- Data entries:
※ ※ ※

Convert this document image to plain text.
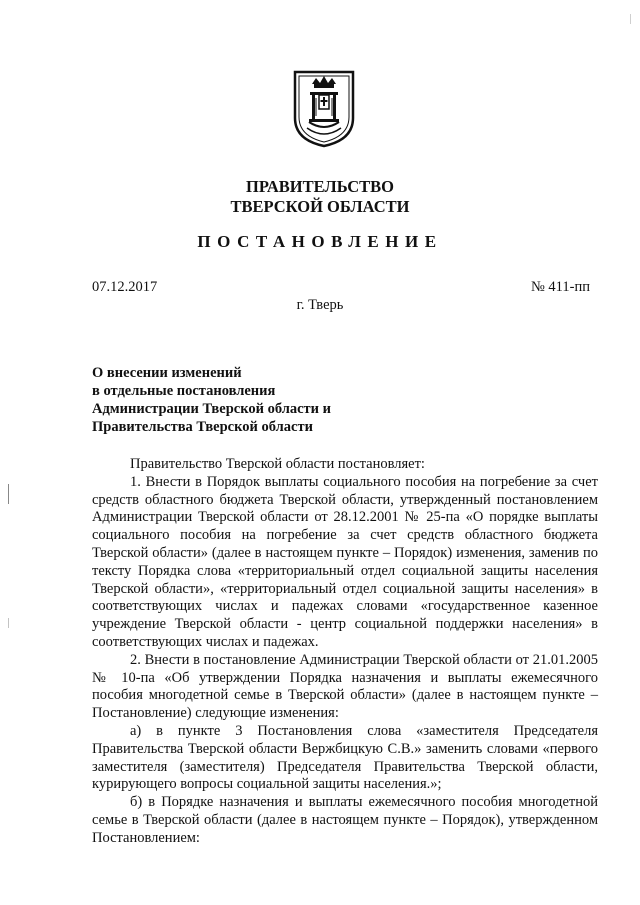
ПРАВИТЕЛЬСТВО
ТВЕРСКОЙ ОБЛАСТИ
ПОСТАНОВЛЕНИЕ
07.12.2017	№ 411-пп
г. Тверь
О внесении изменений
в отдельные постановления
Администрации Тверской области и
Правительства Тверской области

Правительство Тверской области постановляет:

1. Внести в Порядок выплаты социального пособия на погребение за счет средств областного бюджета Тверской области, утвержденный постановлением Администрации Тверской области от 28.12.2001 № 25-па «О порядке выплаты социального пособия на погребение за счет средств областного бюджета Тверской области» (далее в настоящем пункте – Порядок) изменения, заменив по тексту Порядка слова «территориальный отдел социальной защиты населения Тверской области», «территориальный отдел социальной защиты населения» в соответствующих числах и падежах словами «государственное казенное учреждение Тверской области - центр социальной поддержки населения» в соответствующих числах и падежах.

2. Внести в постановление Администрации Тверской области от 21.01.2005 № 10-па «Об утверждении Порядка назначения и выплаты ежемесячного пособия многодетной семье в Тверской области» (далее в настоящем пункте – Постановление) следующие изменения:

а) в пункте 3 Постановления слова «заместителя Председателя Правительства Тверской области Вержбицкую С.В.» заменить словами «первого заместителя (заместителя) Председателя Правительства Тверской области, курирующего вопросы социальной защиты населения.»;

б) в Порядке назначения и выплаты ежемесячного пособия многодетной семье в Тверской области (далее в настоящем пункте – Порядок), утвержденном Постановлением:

※ ※ ※

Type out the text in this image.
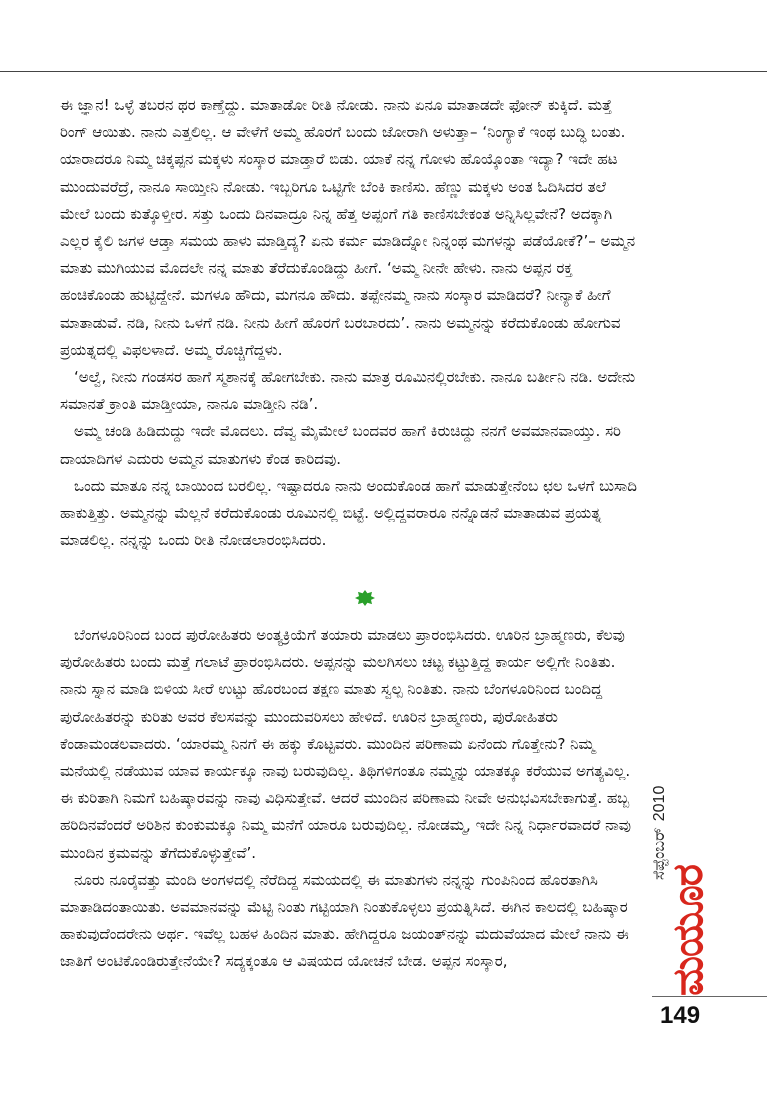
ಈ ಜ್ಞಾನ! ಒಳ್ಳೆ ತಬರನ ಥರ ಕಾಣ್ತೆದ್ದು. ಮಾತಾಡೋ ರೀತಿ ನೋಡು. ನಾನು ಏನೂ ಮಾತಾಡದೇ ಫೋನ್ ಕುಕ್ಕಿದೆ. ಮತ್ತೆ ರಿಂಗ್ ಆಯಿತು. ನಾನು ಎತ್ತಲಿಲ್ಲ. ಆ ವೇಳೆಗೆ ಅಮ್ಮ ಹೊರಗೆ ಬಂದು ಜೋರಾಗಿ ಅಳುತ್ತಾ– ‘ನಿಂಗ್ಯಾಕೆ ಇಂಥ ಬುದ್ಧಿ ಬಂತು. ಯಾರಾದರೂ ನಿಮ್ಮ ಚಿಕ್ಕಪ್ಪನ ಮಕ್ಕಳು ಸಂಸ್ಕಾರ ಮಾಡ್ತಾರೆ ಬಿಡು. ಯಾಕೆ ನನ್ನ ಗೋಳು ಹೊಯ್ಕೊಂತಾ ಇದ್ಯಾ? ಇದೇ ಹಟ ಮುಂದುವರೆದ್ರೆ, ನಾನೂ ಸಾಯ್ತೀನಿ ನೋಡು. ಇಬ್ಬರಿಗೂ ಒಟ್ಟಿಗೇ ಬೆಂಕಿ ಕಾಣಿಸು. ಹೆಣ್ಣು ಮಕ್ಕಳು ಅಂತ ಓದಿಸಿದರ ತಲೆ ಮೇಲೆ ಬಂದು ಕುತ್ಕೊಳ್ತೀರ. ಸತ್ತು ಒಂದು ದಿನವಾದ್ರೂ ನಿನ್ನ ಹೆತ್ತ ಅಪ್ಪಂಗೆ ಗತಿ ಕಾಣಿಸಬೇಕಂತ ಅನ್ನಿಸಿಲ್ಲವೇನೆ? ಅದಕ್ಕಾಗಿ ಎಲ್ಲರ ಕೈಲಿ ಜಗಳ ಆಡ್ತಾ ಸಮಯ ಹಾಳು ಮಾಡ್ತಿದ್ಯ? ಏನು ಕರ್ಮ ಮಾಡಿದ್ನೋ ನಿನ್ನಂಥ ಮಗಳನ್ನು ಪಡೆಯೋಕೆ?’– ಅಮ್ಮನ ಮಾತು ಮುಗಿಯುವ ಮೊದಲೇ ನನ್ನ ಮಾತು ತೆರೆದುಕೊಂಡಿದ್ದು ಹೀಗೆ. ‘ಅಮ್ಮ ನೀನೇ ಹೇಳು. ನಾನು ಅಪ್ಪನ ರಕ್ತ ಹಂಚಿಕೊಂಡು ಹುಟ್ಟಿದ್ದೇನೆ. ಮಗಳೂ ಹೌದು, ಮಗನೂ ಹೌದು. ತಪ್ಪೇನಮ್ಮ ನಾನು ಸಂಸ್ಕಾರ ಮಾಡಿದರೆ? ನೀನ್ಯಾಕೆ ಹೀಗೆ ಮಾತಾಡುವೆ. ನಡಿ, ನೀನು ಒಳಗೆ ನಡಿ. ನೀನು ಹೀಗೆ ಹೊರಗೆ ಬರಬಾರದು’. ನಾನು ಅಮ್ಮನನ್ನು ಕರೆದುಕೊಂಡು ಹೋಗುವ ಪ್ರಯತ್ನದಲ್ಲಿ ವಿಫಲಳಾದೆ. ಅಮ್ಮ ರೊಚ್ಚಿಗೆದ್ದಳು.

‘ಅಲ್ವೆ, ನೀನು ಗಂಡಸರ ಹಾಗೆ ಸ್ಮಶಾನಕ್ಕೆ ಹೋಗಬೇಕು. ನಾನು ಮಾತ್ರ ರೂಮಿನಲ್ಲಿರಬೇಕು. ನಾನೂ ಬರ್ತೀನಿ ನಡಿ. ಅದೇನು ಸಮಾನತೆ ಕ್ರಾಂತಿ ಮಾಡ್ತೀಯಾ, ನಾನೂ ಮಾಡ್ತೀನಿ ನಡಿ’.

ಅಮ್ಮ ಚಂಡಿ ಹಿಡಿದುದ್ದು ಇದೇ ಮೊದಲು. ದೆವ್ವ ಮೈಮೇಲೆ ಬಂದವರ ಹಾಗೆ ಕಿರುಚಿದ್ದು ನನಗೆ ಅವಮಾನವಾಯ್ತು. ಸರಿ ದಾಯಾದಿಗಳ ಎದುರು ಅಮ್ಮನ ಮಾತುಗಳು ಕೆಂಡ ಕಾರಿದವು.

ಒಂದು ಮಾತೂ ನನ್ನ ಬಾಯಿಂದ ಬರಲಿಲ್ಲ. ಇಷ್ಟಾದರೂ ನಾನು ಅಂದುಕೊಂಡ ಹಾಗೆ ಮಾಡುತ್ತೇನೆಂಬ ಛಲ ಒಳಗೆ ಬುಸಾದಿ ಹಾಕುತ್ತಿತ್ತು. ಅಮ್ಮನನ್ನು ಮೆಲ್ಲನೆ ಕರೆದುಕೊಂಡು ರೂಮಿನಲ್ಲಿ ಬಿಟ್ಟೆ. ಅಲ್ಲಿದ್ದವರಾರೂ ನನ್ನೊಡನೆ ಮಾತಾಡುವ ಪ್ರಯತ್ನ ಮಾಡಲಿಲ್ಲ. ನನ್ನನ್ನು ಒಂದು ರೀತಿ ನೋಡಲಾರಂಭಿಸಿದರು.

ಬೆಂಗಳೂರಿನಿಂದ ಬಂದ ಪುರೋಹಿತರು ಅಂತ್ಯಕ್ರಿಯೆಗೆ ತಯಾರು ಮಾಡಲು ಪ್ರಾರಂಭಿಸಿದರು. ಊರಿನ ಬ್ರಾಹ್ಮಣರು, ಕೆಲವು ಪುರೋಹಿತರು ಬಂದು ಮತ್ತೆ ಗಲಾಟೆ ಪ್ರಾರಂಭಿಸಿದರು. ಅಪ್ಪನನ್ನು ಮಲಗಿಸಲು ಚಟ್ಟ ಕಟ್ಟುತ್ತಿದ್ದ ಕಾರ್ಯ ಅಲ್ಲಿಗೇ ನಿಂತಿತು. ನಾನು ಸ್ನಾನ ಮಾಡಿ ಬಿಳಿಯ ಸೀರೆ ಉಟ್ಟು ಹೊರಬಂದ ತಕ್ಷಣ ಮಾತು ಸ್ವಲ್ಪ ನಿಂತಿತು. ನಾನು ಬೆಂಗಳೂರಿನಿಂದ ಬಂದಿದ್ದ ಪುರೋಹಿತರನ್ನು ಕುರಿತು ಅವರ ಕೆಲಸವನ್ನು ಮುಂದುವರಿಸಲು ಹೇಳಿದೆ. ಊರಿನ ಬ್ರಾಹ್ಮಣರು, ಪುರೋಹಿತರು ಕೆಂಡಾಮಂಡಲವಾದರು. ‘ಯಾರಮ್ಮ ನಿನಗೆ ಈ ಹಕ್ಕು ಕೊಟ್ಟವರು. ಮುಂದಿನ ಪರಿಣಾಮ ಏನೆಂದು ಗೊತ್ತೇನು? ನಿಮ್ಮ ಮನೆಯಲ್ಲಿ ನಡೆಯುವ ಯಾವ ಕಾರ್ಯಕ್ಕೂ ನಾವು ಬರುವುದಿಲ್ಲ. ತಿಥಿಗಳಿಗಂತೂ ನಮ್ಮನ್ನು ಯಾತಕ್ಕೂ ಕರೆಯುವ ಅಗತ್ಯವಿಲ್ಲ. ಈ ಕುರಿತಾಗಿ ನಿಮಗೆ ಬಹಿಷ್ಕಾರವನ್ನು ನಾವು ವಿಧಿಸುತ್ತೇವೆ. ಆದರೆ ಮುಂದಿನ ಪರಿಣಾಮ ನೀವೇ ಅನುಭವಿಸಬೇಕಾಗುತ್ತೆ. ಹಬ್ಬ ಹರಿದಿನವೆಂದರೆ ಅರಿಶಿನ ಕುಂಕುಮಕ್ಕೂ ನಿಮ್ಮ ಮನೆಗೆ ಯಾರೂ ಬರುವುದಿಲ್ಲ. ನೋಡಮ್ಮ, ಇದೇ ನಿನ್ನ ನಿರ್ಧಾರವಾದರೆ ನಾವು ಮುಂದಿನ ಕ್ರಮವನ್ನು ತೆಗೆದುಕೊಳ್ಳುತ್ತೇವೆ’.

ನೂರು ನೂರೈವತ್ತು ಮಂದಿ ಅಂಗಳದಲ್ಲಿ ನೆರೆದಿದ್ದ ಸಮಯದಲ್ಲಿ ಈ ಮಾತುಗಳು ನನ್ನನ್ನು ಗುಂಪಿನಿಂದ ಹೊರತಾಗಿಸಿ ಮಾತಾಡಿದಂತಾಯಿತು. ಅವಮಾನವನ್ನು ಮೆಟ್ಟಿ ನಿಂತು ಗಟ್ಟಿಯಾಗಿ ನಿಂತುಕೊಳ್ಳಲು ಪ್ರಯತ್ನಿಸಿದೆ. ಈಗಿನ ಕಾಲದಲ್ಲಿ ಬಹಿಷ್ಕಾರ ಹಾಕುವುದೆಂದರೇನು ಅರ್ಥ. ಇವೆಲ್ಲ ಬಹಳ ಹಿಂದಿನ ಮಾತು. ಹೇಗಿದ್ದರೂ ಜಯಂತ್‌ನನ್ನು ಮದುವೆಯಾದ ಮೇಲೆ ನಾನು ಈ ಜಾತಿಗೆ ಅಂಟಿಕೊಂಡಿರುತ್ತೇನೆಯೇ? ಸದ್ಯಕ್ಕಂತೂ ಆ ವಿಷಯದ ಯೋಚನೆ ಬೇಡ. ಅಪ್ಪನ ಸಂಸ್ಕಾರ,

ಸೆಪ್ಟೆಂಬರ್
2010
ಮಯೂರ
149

※ ※ ※

- Work required:
Identify the lines of the entries containing the string "пособия". Copy each such line.

- Finished task:
1. Внести в Порядок выплаты социального пособия на погребение за счет средств областного бюджета Тверской области, утвержденный постановлением Администрации Тверской области от 28.12.2001 № 25-па «О порядке выплаты социального пособия на погребение за счет средств областного бюджета Тверской области» (далее в настоящем пункте – Порядок) изменения, заменив по тексту Порядка слова «территориальный отдел социальной защиты населения Тверской области», «территориальный отдел социальной защиты населения» в соответствующих числах и падежах словами «государственное казенное учреждение Тверской области - центр социальной поддержки населения» в соответствующих числах и падежах.
2. Внести в постановление Администрации Тверской области от 21.01.2005 № 10-па «Об утверждении Порядка назначения и выплаты ежемесячного пособия многодетной семье в Тверской области» (далее в настоящем пункте – Постановление) следующие изменения:
б) в Порядке назначения и выплаты ежемесячного пособия многодетной семье в Тверской области (далее в настоящем пункте – Порядок), утвержденном Постановлением:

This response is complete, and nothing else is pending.